(Saved entries)

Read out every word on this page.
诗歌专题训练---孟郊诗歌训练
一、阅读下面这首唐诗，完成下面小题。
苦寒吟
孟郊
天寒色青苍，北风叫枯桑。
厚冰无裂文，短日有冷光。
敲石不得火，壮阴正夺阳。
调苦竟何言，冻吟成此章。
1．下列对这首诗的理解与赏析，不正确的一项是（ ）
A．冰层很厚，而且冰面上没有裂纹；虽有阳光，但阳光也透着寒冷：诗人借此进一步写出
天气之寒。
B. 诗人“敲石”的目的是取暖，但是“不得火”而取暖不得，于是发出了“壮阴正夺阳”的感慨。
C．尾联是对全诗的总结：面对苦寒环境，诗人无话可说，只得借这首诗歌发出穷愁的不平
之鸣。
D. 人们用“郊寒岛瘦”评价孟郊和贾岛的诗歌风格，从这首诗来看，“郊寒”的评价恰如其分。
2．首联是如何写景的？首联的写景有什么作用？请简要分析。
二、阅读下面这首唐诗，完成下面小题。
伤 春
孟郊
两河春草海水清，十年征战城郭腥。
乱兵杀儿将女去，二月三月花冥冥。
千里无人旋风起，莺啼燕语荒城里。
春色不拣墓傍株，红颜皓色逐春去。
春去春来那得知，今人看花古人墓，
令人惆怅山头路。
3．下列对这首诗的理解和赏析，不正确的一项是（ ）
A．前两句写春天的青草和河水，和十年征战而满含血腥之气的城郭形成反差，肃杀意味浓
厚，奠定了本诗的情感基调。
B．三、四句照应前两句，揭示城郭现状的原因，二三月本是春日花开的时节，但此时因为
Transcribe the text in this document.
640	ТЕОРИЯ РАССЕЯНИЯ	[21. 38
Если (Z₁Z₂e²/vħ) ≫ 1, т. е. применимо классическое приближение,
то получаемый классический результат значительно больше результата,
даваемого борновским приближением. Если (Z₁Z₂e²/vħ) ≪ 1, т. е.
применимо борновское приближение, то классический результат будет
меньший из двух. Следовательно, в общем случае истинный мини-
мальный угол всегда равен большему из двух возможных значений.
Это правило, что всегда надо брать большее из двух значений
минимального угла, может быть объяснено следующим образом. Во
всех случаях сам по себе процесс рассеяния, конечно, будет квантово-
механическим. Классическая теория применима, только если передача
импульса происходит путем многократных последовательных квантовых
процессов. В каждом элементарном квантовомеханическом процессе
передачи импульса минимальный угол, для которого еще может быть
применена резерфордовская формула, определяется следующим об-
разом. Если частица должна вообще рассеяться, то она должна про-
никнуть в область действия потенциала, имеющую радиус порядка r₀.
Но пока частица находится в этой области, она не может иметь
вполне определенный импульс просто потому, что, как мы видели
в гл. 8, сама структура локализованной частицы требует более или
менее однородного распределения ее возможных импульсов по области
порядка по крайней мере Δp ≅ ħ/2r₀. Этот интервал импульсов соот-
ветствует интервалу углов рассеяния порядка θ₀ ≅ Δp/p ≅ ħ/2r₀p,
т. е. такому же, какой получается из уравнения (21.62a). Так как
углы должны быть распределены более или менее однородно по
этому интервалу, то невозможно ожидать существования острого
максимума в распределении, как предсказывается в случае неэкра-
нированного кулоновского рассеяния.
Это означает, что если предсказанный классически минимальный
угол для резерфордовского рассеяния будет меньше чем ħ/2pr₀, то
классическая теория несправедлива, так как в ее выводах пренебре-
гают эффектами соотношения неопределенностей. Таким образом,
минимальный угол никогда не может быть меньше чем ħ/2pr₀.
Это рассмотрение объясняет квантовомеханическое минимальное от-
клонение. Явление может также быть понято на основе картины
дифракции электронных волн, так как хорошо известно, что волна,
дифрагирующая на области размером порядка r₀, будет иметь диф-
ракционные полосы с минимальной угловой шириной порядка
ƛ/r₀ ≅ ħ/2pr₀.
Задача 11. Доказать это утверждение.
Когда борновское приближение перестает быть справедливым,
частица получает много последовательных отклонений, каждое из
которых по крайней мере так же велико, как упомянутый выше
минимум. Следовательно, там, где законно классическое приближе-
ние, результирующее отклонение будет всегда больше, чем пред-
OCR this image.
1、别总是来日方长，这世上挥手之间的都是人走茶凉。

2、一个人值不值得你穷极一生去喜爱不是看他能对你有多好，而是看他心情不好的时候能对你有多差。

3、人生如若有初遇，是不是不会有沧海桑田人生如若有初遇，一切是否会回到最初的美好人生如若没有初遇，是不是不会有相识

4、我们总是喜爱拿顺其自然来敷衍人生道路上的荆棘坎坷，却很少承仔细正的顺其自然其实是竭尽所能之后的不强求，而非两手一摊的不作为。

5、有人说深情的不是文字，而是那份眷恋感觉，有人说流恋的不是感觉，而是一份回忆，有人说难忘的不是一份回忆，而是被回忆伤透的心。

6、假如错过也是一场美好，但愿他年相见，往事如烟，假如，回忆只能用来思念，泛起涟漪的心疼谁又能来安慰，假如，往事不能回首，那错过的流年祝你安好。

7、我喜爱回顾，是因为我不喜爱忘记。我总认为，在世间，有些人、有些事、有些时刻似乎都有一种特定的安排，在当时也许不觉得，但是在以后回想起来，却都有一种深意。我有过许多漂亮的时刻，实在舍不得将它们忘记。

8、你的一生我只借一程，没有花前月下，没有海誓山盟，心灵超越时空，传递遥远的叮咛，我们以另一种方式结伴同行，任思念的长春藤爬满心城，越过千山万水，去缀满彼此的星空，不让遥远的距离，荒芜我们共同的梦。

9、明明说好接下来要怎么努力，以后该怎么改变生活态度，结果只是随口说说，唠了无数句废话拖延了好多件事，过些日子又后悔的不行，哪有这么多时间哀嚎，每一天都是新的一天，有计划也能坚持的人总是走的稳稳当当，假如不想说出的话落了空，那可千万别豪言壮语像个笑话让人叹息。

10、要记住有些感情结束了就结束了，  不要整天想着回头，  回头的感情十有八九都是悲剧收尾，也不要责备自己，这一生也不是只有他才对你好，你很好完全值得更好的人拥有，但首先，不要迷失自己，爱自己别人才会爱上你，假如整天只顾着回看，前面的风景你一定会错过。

• [What needs to be done] Identify and list each line with the word "следующим".

• [Result]
минимального угла, может быть объяснено следующим образом. Во
применена резерфордовская формула, определяется следующим об-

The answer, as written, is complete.